» EXCERPTED TEXT:
:::

PubTrends
PubTrends is a powerful tool designed to help researchers navigate the ever-growing flow of scientific
publications.
It accelerates trend analysis and the discovery of breakthrough papers, offering a streamlined approach to
staying ahead in your field.
- Gain a concise overview of your research area.
- Explore popular trends and impactful publications.
- Discover new and promising research directions.
Datasets
- Pubmed 30 mln papers and 175 mln citations
- Semantic Scholar 170 mln papers and 600 mln citations
Workflow
The workflow diagram below illustrates how PubTrends operates, offering a seamless path from data collection to
meaningful insights.
Example
To demonstrate PubTrends in action, we showcase an analysis for the predefined search query "human aging".
Papers
The Papers section offers a comprehensive overview of the field, featuring the total number of articles, extracted topics, and a word cloud of frequently used terms in titles and abstracts (clickable for accessing related documents). It also includes a yearly summary of published papers and an option to view papers in a list format.

Top Cited Papers
The Top Cited Papers visualization presents an interactive breakdown of the most-cited works, categorized by citation count and article type, with distinct colors representing various types.

Hot Papers
The Hot Papers plot identifies the most impactful papers by highlighting those with the highest citation counts for each year.

Keywords
The Keywords Frequency plot displays the most common terms used in papers and their evolution over time.
You can hover over a keyword to see the exact number of papers in which it appears.

Network
Topics are closely related groups of documents. Aggregated graph and text embeddings are used to find similar
papers and detect topics.

:::

» AIM OF THE EXERCISE:
Carry on the PubTrends page from its last sentence, about finding similar papers and detecting topics. The material after this is unrelated and isn't needed.

:::

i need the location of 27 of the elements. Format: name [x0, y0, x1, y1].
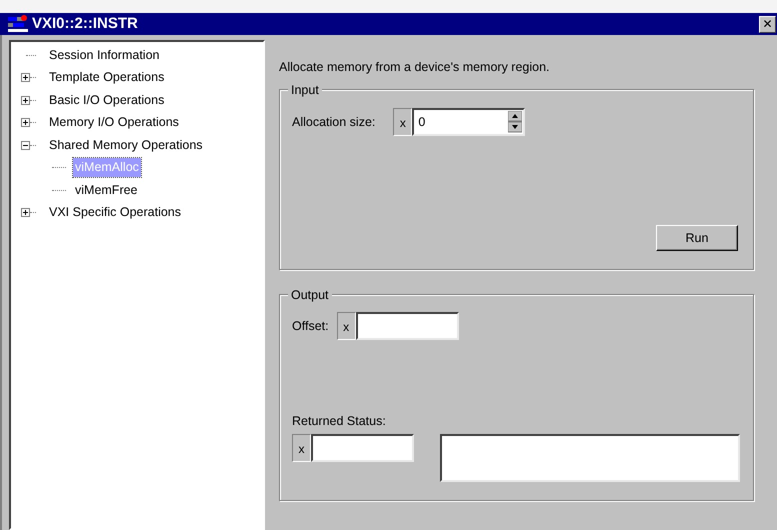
- prefix-label: x: [336, 312, 356, 340]
- field-label: Offset:: [292, 318, 329, 335]
- offset-field[interactable]: [356, 312, 459, 340]
- tree-item[interactable]: VXI Specific Operations: [47, 203, 184, 222]
- tree-item[interactable]: Shared Memory Operations: [47, 136, 205, 155]
- close-button[interactable]: ✕: [759, 16, 776, 32]
- tree-item[interactable]: Basic I/O Operations: [47, 90, 166, 110]
- expand-icon[interactable]: [21, 96, 30, 105]
- prefix-label: x: [292, 434, 311, 462]
- number-field[interactable]: 0: [412, 108, 526, 136]
- expand-icon[interactable]: [21, 73, 30, 82]
- tree-item[interactable]: Memory I/O Operations: [47, 113, 181, 132]
- expand-icon[interactable]: [21, 118, 30, 128]
- tree-item[interactable]: viMemFree: [73, 180, 140, 200]
- tree-item[interactable]: Template Operations: [47, 68, 166, 88]
- tree-item[interactable]: Session Information: [47, 46, 162, 65]
- spin-arrows-icon[interactable]: [508, 111, 522, 134]
- collapse-icon[interactable]: [21, 140, 30, 150]
- field-label: Returned Status:: [292, 413, 387, 430]
- description-text: Allocate memory from a device's memory region.: [279, 59, 551, 76]
- app-logo-icon: [8, 15, 28, 33]
- prefix-label: x: [393, 108, 412, 136]
- window-title: VXI0::2::INSTR: [32, 14, 138, 34]
- field-label: Allocation size:: [292, 114, 376, 131]
- run-button[interactable]: Run: [656, 225, 738, 252]
- status-code-field[interactable]: [311, 434, 414, 462]
- expand-icon[interactable]: [21, 208, 30, 218]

:::

» OUTPUT FOR THIS EXERCISE:
Overall structure of topics within a research field can be visualised as a papers similarity graph.

Interactive Visualization
The displayed graph represents the overall structure of the research field, but the dedicated graph explorer
offers a more comprehensive experience.
It allows papers to be color-coded by year or topic and provides advanced search and filtering options using
available metadata.
In the screenshot, papers are color-coded by topic, only papers with the word "methylation" are shown.

Topics
Topics are identified through hierarchical clustering of paper embeddings.
Users can explore the topic hierarchy using a dendrogram in a dedicated plot.

Topics by Year
The Topics by Year plot displays the distribution of papers across different topics, highlighting the number of
papers for each topic annually.
Each topic is summarized with key keywords and its overall share of total papers.

Topic Keywords
For each topic, the application displays a familiar word cloud and an articles plot.
The word cloud is generated using terms specific to the selected topic, highlighting their significance compared
to other topics.
The size of each word reflects its importance, based on the proportion of papers mentioning it.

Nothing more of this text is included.